**REQUIRED WORK:**
Tally the lines holding the word "收回房屋" and state the count by itself.

# THE INPUT start

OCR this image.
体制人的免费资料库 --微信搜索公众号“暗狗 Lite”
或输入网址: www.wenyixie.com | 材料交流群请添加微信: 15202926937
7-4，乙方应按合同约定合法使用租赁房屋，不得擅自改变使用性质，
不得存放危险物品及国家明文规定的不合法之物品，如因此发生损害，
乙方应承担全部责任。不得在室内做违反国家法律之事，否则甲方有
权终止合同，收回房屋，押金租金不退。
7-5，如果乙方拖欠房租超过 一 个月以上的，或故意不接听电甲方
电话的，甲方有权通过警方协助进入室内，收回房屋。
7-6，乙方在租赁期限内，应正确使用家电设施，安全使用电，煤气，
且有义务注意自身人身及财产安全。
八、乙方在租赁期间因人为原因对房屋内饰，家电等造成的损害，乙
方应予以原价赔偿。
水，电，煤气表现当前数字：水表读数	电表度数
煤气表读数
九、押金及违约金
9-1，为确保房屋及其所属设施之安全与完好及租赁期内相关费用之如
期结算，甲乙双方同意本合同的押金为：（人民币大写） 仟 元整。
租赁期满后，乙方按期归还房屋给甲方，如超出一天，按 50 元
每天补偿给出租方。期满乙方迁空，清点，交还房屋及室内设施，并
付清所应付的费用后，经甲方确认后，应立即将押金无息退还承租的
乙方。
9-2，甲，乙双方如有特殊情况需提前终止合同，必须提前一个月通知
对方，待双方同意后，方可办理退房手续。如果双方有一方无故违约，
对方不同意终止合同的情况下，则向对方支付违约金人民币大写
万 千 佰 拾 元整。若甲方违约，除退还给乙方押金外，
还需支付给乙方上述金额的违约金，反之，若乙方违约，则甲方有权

# THE INPUT end

**RESULT OF THE TASK:**
2